(Records from a data source)
————
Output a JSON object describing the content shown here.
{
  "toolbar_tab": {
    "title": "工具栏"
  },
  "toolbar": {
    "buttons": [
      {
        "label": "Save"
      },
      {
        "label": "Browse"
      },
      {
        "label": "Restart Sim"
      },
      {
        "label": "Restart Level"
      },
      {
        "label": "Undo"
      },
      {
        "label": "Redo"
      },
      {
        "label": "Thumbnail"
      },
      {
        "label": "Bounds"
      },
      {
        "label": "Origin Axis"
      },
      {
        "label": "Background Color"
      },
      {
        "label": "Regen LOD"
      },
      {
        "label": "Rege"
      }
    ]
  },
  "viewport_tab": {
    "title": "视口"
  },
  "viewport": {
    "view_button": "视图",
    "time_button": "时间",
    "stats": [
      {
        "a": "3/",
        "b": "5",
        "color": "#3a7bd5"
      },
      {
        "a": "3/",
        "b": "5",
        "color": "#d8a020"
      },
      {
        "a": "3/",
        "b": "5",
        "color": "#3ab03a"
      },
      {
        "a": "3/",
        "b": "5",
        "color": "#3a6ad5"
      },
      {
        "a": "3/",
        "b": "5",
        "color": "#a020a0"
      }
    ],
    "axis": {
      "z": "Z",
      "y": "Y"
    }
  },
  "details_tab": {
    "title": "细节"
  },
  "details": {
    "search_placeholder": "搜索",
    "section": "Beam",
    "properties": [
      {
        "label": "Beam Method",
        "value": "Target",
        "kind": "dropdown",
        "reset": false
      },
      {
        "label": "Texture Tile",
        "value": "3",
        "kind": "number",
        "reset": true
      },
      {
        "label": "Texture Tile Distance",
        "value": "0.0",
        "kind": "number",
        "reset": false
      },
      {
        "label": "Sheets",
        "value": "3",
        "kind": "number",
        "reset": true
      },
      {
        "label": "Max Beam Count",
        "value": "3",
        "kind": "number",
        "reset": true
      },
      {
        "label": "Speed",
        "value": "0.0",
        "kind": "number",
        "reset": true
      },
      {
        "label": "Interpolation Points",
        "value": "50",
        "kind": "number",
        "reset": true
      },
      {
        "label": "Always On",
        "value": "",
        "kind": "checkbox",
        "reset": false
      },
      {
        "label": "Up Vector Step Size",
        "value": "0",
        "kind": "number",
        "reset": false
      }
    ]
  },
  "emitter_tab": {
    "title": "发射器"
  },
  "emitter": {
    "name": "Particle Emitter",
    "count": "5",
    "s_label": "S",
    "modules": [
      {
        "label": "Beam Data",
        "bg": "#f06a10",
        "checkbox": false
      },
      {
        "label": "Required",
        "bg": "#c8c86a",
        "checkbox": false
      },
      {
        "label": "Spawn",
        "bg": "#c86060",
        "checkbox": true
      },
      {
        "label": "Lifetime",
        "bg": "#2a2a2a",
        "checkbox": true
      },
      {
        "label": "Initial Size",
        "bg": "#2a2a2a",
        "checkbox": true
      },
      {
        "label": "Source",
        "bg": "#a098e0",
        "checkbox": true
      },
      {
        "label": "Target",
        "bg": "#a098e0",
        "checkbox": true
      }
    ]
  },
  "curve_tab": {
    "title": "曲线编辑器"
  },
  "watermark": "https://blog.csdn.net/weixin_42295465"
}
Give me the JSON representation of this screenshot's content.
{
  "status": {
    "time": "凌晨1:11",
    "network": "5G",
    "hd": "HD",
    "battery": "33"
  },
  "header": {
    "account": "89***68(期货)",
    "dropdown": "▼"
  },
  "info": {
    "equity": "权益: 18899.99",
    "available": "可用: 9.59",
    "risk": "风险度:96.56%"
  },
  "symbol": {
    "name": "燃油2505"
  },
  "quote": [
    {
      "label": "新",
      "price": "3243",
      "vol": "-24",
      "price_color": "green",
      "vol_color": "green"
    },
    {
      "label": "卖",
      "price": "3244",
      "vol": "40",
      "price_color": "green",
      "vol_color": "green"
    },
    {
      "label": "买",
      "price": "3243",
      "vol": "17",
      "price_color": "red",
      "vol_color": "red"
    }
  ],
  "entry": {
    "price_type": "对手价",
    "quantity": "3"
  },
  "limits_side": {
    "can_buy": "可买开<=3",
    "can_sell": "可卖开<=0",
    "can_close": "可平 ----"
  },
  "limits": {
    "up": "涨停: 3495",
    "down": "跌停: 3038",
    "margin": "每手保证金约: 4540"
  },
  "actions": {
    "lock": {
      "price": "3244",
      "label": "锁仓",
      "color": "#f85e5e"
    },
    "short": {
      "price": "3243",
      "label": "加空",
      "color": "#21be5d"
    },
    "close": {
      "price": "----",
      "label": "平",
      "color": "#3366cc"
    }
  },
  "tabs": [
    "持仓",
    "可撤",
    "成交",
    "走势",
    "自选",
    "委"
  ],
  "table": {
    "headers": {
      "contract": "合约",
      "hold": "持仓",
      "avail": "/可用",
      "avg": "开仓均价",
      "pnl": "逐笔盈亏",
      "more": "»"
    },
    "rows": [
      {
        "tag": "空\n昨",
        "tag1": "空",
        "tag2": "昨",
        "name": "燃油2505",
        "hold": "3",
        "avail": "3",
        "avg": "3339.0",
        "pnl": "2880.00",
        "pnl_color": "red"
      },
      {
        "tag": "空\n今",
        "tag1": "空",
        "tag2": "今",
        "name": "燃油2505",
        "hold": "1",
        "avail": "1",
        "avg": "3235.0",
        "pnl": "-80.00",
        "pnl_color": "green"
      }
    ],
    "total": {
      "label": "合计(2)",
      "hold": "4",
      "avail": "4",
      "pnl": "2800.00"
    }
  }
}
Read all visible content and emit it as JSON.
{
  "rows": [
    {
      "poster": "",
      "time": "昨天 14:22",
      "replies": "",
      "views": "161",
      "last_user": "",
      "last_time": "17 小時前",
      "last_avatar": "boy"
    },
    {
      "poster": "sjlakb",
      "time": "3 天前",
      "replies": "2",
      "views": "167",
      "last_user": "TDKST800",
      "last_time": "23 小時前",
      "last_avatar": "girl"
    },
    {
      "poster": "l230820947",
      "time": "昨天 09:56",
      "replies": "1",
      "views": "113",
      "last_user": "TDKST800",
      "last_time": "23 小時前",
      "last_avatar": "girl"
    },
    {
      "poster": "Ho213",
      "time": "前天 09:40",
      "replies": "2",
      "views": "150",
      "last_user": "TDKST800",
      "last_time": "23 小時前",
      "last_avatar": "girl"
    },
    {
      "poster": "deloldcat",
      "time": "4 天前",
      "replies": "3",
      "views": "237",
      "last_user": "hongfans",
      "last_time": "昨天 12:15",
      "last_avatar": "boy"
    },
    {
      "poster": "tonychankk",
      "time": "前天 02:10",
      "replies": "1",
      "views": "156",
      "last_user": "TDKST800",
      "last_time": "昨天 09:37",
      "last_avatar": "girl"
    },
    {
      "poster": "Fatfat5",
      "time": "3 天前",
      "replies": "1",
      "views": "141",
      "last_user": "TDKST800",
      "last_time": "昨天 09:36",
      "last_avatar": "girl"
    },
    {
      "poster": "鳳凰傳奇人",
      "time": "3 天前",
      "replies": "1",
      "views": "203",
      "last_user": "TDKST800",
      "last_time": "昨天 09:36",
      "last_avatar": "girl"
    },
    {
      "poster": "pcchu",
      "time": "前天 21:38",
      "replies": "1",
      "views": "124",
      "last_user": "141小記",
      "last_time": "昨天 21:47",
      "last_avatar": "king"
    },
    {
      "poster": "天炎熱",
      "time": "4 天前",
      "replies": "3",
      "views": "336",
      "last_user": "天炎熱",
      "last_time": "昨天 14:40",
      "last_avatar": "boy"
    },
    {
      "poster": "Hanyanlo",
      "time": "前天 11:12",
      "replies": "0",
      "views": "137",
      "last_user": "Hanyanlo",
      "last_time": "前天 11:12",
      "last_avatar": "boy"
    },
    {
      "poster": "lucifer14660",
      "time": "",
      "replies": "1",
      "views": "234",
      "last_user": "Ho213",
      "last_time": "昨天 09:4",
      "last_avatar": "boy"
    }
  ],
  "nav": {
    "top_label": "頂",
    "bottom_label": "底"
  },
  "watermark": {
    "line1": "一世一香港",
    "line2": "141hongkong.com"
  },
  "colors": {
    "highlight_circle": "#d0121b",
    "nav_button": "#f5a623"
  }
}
————
TASK TO COMPLETE ::
Gather each line from the entries above that includes the word "Hanyanlo".

RESPONSE FOR THIS EXERCISE ::
      "poster": "Hanyanlo",
      "last_user": "Hanyanlo",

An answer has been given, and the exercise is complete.